### Excerpted text
-- begin --

Studio album by the Marshall Tucker Band
- Released: April 1973
- Recorded: 1973
- Genres: Country rock; Southern rock;
- Length: 34:26
- Label: Capricorn
- Producer: Paul Hornsby

The Marshall Tucker Band chronology
|  | The Marshall Tucker Band (1973) | A New Life (1974) |

= The Marshall Tucker Band (album) =

1973 studio album by The Marshall Tucker Band

The Marshall Tucker Band is the debut album by American rock band the Marshall Tucker Band. Released in April 1973, the album was recorded in 1973 in Macon, Georgia, at Capricorn Studios.

==Background==
"Ab's Song" was written by Toy Caldwell for his wife Abbie before the band officially formed. About the song, Abbie had this to say:
"(Toy) said, 'Listen Ab, what I wrote about you.' I was 19 and he was 21 when we married, so there have been many songs during all those years."

==Artistry==
The album's musical style incorporates elements of psychedelic, jam band, jazz, R&B, gospel and folk. Guitarist/songwriter Toy Caldwell drew heavily from bluegrass and country while writing songs for the band's debut.

The album's eclectic style has been categorized as country rock and Southern rock.

The lead single, "Can't You See", musically is a mixture of country rock and Southern rock. The lyrics of "Can't You See" are noted as being dark, reflecting heartache and "a man running as far away as he can to begin the process of healing himself".

-- end --

### Record excerpts
-- begin --

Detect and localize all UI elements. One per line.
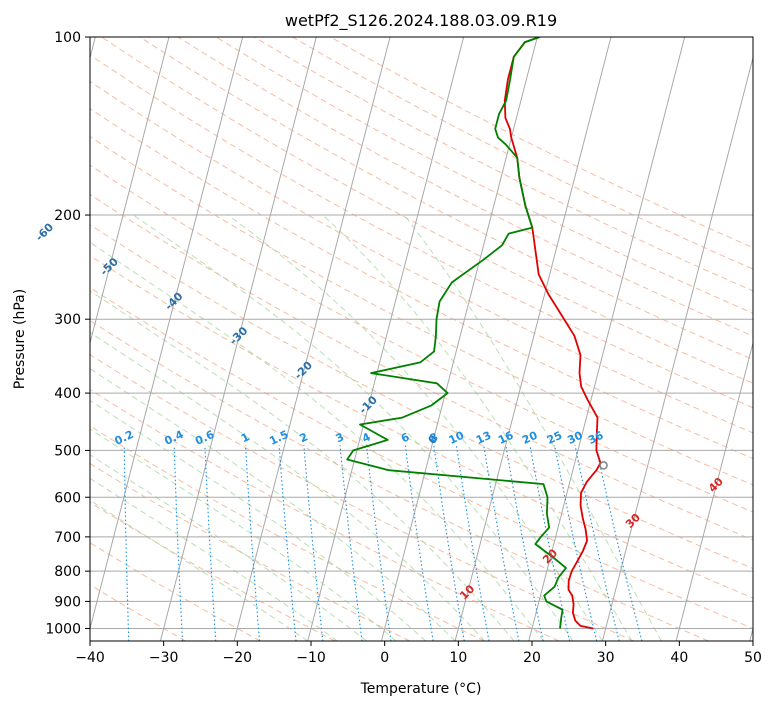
plot-background [90,37,753,641]
x-tick-label: 50 [744,650,762,666]
mixing-ratio-label: 30 [565,429,585,447]
background-lines [90,37,753,641]
dry-adiabat [177,37,753,337]
chart-title: wetPf2_S126.2024.188.03.09.R19 [285,11,557,31]
isotherm-line [528,37,686,641]
x-tick-label: 20 [523,650,541,666]
dry-adiabat [90,135,753,486]
mixing-ratio-line [505,445,544,641]
moist-adiabat [322,214,633,641]
x-tick-label: −30 [149,650,179,666]
mixing-ratio-label: 20 [520,429,540,447]
isotherm-line [454,37,612,641]
isotherm-line [90,37,170,346]
y-tick-label: 200 [54,208,81,224]
dry-adiabat [90,584,186,641]
axis-ticks: −40 −30 −20 −10 0 10 20 30 40 50 100 200 300 400 500 60… [45,30,762,666]
moist-adiabat [90,454,367,641]
moist-adiabat [227,214,603,641]
mixing-ratio-line [455,445,490,641]
mixing-ratio-label: 25 [545,429,564,447]
mixing-ratio-line [529,445,571,641]
mixing-ratio-line [483,445,520,641]
moist-adiabat [90,477,338,641]
mixing-ratio-label: 16 [496,429,516,447]
temperature-profile [503,37,602,630]
y-tick-label: 800 [54,564,81,580]
mixing-ratio-line [574,445,620,641]
y-tick-label: 500 [54,443,81,459]
mixing-ratio-line [433,445,465,641]
y-axis-label: Pressure (hPa) [12,289,28,389]
mixing-ratio-label: 13 [474,429,493,447]
x-axis-label: Temperature (°C) [360,681,482,697]
mixing-ratio-line [278,445,297,641]
isotherm-line [90,37,244,631]
isotherm-line [601,55,753,641]
profile-lines [346,37,608,630]
dry-adiabat [215,37,753,314]
mixing-ratio-line [339,445,363,641]
dry-adiabat [101,37,753,384]
x-tick-label: 10 [449,650,467,666]
moist-adiabat [90,367,456,641]
mixing-ratio-line [554,445,598,641]
dewpoint-profile [346,37,567,629]
x-tick-label: −10 [296,650,326,666]
mixing-ratio-line [404,445,434,641]
y-tick-label: 100 [54,30,81,46]
mixing-ratio-line [365,445,392,641]
dry-adiabat [90,320,709,641]
plot-frame [89,36,754,642]
mixing-ratio-line [595,445,643,641]
isotherm-line [159,37,317,641]
mixing-ratio-label: 10 [447,429,467,447]
isotherm-label: -60 [33,220,56,243]
y-tick-label: 400 [54,386,81,402]
mixing-ratio-label: 36 [586,429,606,447]
isotherm-line [233,37,391,641]
x-tick-label: −40 [75,650,105,666]
y-tick-label: 600 [54,490,81,506]
mixing-ratio-line [303,445,324,641]
dry-adiabat [90,354,635,641]
dry-adiabat [90,389,560,641]
x-tick-label: 30 [597,650,615,666]
parcel-marker [599,461,608,470]
dry-adiabat [90,108,753,460]
moist-adiabat [90,290,515,641]
isotherm-line [749,626,753,641]
moist-adiabat [90,499,309,641]
x-tick-label: −20 [223,650,253,666]
dry-adiabat [90,164,753,513]
moist-adiabat [132,214,574,641]
isotherm-line [675,341,753,641]
dry-adiabat [90,425,485,641]
dry-adiabat [90,54,753,409]
moist-adiabat [90,331,485,641]
y-tick-label: 900 [54,594,81,610]
y-tick-label: 700 [54,530,81,546]
x-tick-label: 0 [380,650,389,666]
x-tick-label: 40 [670,650,688,666]
isotherm-line [307,37,465,641]
y-tick-label: 1000 [45,621,81,637]
dry-adiabat [90,255,753,599]
y-tick-label: 300 [54,312,81,328]
dry-adiabat [90,287,753,630]
moist-adiabat [90,241,544,641]
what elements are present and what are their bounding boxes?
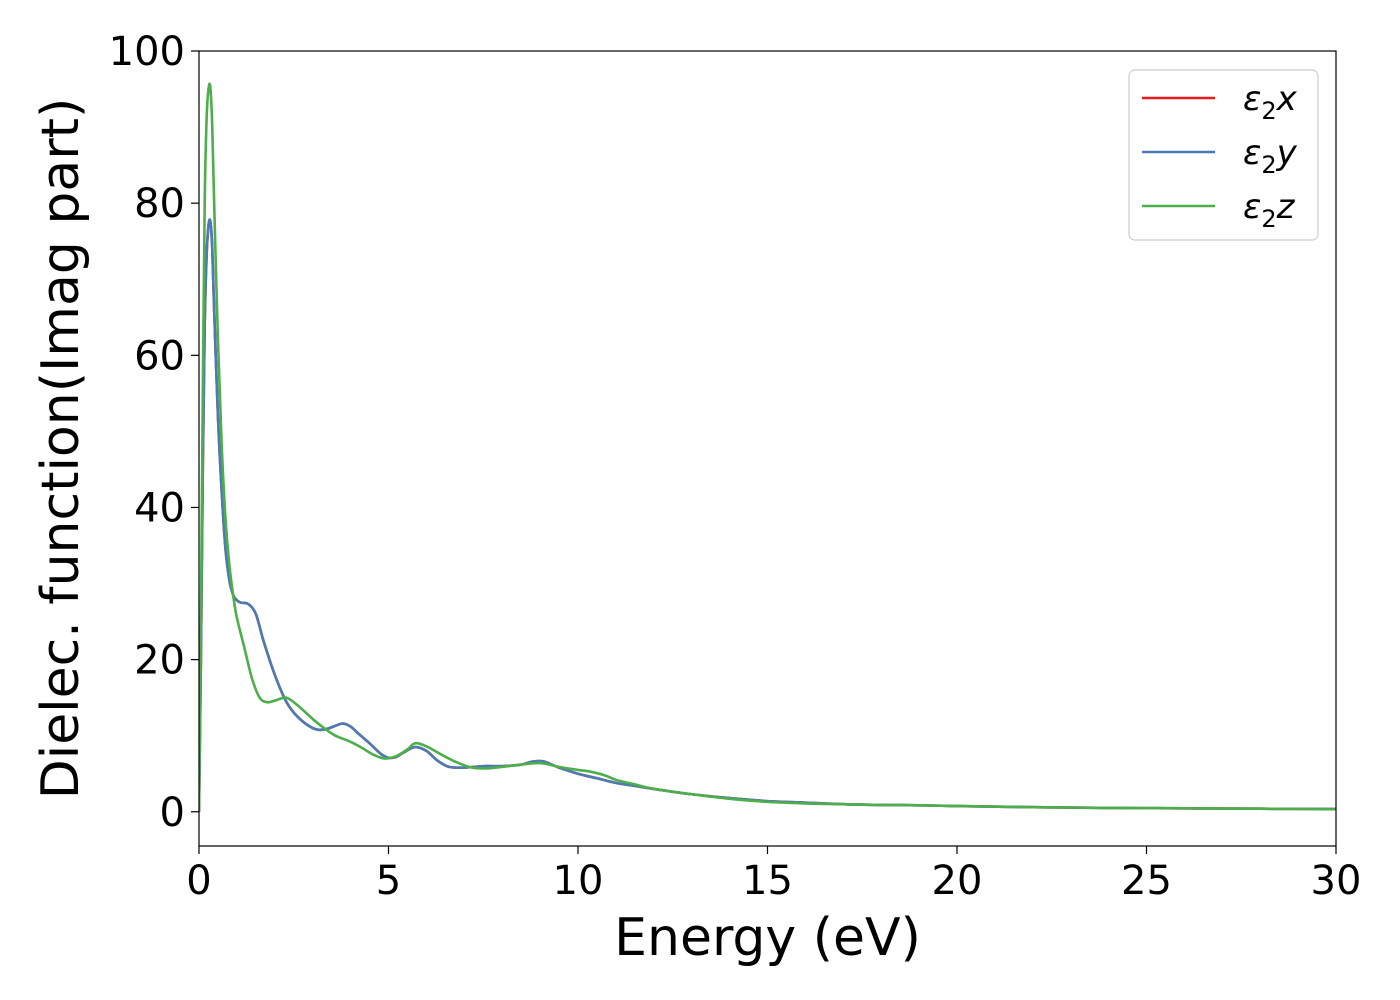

-- end --

### Problem statement
According to the article on the Marshall Tucker Band's debut album, the album's musical style incorporates elements of which styles? List every one.

### Worked solution
- Psychedelic
- Jam band
- Jazz
- R&B
- Gospel
- Folk